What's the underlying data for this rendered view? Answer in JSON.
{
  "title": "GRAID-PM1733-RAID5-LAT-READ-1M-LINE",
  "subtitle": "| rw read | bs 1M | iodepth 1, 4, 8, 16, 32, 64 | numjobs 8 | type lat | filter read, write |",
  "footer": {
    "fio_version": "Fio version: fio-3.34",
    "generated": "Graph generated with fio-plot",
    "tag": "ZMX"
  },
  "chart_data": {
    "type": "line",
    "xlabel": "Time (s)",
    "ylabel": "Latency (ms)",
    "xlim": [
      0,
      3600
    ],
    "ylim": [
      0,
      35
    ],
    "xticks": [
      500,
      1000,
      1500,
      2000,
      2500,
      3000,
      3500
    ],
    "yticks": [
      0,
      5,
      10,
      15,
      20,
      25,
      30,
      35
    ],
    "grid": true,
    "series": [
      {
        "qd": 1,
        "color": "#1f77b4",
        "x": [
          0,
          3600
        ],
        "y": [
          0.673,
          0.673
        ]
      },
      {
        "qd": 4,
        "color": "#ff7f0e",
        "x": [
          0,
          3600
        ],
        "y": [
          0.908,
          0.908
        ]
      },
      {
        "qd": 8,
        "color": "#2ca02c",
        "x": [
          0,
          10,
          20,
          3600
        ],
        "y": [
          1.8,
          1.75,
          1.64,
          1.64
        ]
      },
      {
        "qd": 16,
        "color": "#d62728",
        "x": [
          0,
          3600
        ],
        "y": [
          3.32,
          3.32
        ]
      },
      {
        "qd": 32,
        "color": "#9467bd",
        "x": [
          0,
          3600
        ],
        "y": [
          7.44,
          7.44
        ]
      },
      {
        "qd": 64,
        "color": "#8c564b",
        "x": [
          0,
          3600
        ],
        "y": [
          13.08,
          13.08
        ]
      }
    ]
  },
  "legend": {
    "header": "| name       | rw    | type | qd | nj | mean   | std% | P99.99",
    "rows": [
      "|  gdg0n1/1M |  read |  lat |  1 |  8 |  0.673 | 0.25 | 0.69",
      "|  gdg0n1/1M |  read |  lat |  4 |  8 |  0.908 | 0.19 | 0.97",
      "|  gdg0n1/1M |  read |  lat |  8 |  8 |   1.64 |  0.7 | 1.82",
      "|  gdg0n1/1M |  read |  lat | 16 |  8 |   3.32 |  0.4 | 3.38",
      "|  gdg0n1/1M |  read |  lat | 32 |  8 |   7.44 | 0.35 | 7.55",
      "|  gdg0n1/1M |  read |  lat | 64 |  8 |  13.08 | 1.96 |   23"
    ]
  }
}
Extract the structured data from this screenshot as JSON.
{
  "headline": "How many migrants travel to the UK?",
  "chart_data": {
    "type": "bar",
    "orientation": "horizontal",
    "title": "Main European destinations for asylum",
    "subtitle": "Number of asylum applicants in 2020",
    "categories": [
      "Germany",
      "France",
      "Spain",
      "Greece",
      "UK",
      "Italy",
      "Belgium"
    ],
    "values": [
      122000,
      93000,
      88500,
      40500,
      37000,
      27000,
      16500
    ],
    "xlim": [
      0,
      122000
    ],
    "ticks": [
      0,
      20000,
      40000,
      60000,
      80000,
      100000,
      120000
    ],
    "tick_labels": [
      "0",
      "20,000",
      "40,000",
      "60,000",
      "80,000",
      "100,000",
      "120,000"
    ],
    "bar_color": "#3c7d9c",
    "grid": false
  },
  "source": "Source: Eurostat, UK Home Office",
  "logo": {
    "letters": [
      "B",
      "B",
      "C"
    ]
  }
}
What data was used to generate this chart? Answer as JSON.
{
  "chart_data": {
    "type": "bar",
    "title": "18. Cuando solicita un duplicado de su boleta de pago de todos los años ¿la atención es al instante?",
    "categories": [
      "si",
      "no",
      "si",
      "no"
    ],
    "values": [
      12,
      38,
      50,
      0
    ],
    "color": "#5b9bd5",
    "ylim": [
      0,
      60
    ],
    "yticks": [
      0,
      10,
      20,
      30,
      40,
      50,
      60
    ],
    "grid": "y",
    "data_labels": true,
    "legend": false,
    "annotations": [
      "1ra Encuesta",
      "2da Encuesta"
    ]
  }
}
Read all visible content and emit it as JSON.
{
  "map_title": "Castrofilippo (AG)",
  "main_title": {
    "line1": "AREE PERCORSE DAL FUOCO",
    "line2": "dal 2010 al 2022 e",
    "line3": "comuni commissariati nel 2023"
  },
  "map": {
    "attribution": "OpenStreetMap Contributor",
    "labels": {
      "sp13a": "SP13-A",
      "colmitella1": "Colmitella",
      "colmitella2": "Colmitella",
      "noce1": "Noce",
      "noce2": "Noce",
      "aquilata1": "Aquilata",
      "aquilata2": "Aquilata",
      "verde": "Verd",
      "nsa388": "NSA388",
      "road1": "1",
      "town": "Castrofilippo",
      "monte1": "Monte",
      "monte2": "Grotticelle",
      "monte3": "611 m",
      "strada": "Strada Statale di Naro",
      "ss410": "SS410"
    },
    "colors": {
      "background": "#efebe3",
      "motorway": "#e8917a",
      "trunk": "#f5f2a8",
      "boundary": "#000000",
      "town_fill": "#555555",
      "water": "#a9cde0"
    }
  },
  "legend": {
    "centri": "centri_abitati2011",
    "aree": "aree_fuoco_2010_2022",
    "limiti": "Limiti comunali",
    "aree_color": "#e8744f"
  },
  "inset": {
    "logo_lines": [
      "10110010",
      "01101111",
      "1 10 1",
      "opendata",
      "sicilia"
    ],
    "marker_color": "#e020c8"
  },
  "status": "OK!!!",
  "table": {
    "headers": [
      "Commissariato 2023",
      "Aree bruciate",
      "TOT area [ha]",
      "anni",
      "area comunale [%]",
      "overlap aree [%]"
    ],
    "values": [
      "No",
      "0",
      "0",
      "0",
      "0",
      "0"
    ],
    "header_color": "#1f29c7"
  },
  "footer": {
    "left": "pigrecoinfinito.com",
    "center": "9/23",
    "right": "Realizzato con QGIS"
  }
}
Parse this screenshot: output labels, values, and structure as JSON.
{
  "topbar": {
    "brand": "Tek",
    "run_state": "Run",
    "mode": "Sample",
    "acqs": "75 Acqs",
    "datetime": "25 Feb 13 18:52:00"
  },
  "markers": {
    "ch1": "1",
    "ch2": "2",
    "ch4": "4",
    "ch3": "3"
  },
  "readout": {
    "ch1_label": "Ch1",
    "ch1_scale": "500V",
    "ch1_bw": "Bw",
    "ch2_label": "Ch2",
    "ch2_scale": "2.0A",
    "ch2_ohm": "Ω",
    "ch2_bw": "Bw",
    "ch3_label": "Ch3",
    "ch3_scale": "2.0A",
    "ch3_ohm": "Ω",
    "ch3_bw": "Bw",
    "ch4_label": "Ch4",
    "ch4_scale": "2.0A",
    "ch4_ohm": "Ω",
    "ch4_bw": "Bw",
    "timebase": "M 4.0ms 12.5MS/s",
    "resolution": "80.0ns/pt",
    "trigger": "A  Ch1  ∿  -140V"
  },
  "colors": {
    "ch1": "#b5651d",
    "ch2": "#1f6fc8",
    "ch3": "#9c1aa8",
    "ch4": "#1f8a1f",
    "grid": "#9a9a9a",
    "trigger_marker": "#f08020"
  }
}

···

> WHAT IS NEEDED
Your task is to repeat the data exactly; please include every line.

> EXERCISE RESPONSE
What's the underlying data for this rendered view? Answer in JSON.
{
  "title": "GRAID-PM1733-RAID5-LAT-READ-1M-LINE",
  "subtitle": "| rw read | bs 1M | iodepth 1, 4, 8, 16, 32, 64 | numjobs 8 | type lat | filter read, write |",
  "footer": {
    "fio_version": "Fio version: fio-3.34",
    "generated": "Graph generated with fio-plot",
    "tag": "ZMX"
  },
  "chart_data": {
    "type": "line",
    "xlabel": "Time (s)",
    "ylabel": "Latency (ms)",
    "xlim": [
      0,
      3600
    ],
    "ylim": [
      0,
      35
    ],
    "xticks": [
      500,
      1000,
      1500,
      2000,
      2500,
      3000,
      3500
    ],
    "yticks": [
      0,
      5,
      10,
      15,
      20,
      25,
      30,
      35
    ],
    "grid": true,
    "series": [
      {
        "qd": 1,
        "color": "#1f77b4",
        "x": [
          0,
          3600
        ],
        "y": [
          0.673,
          0.673
        ]
      },
      {
        "qd": 4,
        "color": "#ff7f0e",
        "x": [
          0,
          3600
        ],
        "y": [
          0.908,
          0.908
        ]
      },
      {
        "qd": 8,
        "color": "#2ca02c",
        "x": [
          0,
          10,
          20,
          3600
        ],
        "y": [
          1.8,
          1.75,
          1.64,
          1.64
        ]
      },
      {
        "qd": 16,
        "color": "#d62728",
        "x": [
          0,
          3600
        ],
        "y": [
          3.32,
          3.32
        ]
      },
      {
        "qd": 32,
        "color": "#9467bd",
        "x": [
          0,
          3600
        ],
        "y": [
          7.44,
          7.44
        ]
      },
      {
        "qd": 64,
        "color": "#8c564b",
        "x": [
          0,
          3600
        ],
        "y": [
          13.08,
          13.08
        ]
      }
    ]
  },
  "legend": {
    "header": "| name       | rw    | type | qd | nj | mean   | std% | P99.99",
    "rows": [
      "|  gdg0n1/1M |  read |  lat |  1 |  8 |  0.673 | 0.25 | 0.69",
      "|  gdg0n1/1M |  read |  lat |  4 |  8 |  0.908 | 0.19 | 0.97",
      "|  gdg0n1/1M |  read |  lat |  8 |  8 |   1.64 |  0.7 | 1.82",
      "|  gdg0n1/1M |  read |  lat | 16 |  8 |   3.32 |  0.4 | 3.38",
      "|  gdg0n1/1M |  read |  lat | 32 |  8 |   7.44 | 0.35 | 7.55",
      "|  gdg0n1/1M |  read |  lat | 64 |  8 |  13.08 | 1.96 |   23"
    ]
  }
}
Extract the structured data from this screenshot as JSON.
{
  "headline": "How many migrants travel to the UK?",
  "chart_data": {
    "type": "bar",
    "orientation": "horizontal",
    "title": "Main European destinations for asylum",
    "subtitle": "Number of asylum applicants in 2020",
    "categories": [
      "Germany",
      "France",
      "Spain",
      "Greece",
      "UK",
      "Italy",
      "Belgium"
    ],
    "values": [
      122000,
      93000,
      88500,
      40500,
      37000,
      27000,
      16500
    ],
    "xlim": [
      0,
      122000
    ],
    "ticks": [
      0,
      20000,
      40000,
      60000,
      80000,
      100000,
      120000
    ],
    "tick_labels": [
      "0",
      "20,000",
      "40,000",
      "60,000",
      "80,000",
      "100,000",
      "120,000"
    ],
    "bar_color": "#3c7d9c",
    "grid": false
  },
  "source": "Source: Eurostat, UK Home Office",
  "logo": {
    "letters": [
      "B",
      "B",
      "C"
    ]
  }
}
What data was used to generate this chart? Answer as JSON.
{
  "chart_data": {
    "type": "bar",
    "title": "18. Cuando solicita un duplicado de su boleta de pago de todos los años ¿la atención es al instante?",
    "categories": [
      "si",
      "no",
      "si",
      "no"
    ],
    "values": [
      12,
      38,
      50,
      0
    ],
    "color": "#5b9bd5",
    "ylim": [
      0,
      60
    ],
    "yticks": [
      0,
      10,
      20,
      30,
      40,
      50,
      60
    ],
    "grid": "y",
    "data_labels": true,
    "legend": false,
    "annotations": [
      "1ra Encuesta",
      "2da Encuesta"
    ]
  }
}
Read all visible content and emit it as JSON.
{
  "map_title": "Castrofilippo (AG)",
  "main_title": {
    "line1": "AREE PERCORSE DAL FUOCO",
    "line2": "dal 2010 al 2022 e",
    "line3": "comuni commissariati nel 2023"
  },
  "map": {
    "attribution": "OpenStreetMap Contributor",
    "labels": {
      "sp13a": "SP13-A",
      "colmitella1": "Colmitella",
      "colmitella2": "Colmitella",
      "noce1": "Noce",
      "noce2": "Noce",
      "aquilata1": "Aquilata",
      "aquilata2": "Aquilata",
      "verde": "Verd",
      "nsa388": "NSA388",
      "road1": "1",
      "town": "Castrofilippo",
      "monte1": "Monte",
      "monte2": "Grotticelle",
      "monte3": "611 m",
      "strada": "Strada Statale di Naro",
      "ss410": "SS410"
    },
    "colors": {
      "background": "#efebe3",
      "motorway": "#e8917a",
      "trunk": "#f5f2a8",
      "boundary": "#000000",
      "town_fill": "#555555",
      "water": "#a9cde0"
    }
  },
  "legend": {
    "centri": "centri_abitati2011",
    "aree": "aree_fuoco_2010_2022",
    "limiti": "Limiti comunali",
    "aree_color": "#e8744f"
  },
  "inset": {
    "logo_lines": [
      "10110010",
      "01101111",
      "1 10 1",
      "opendata",
      "sicilia"
    ],
    "marker_color": "#e020c8"
  },
  "status": "OK!!!",
  "table": {
    "headers": [
      "Commissariato 2023",
      "Aree bruciate",
      "TOT area [ha]",
      "anni",
      "area comunale [%]",
      "overlap aree [%]"
    ],
    "values": [
      "No",
      "0",
      "0",
      "0",
      "0",
      "0"
    ],
    "header_color": "#1f29c7"
  },
  "footer": {
    "left": "pigrecoinfinito.com",
    "center": "9/23",
    "right": "Realizzato con QGIS"
  }
}
Parse this screenshot: output labels, values, and structure as JSON.
{
  "topbar": {
    "brand": "Tek",
    "run_state": "Run",
    "mode": "Sample",
    "acqs": "75 Acqs",
    "datetime": "25 Feb 13 18:52:00"
  },
  "markers": {
    "ch1": "1",
    "ch2": "2",
    "ch4": "4",
    "ch3": "3"
  },
  "readout": {
    "ch1_label": "Ch1",
    "ch1_scale": "500V",
    "ch1_bw": "Bw",
    "ch2_label": "Ch2",
    "ch2_scale": "2.0A",
    "ch2_ohm": "Ω",
    "ch2_bw": "Bw",
    "ch3_label": "Ch3",
    "ch3_scale": "2.0A",
    "ch3_ohm": "Ω",
    "ch3_bw": "Bw",
    "ch4_label": "Ch4",
    "ch4_scale": "2.0A",
    "ch4_ohm": "Ω",
    "ch4_bw": "Bw",
    "timebase": "M 4.0ms 12.5MS/s",
    "resolution": "80.0ns/pt",
    "trigger": "A  Ch1  ∿  -140V"
  },
  "colors": {
    "ch1": "#b5651d",
    "ch2": "#1f6fc8",
    "ch3": "#9c1aa8",
    "ch4": "#1f8a1f",
    "grid": "#9a9a9a",
    "trigger_marker": "#f08020"
  }
}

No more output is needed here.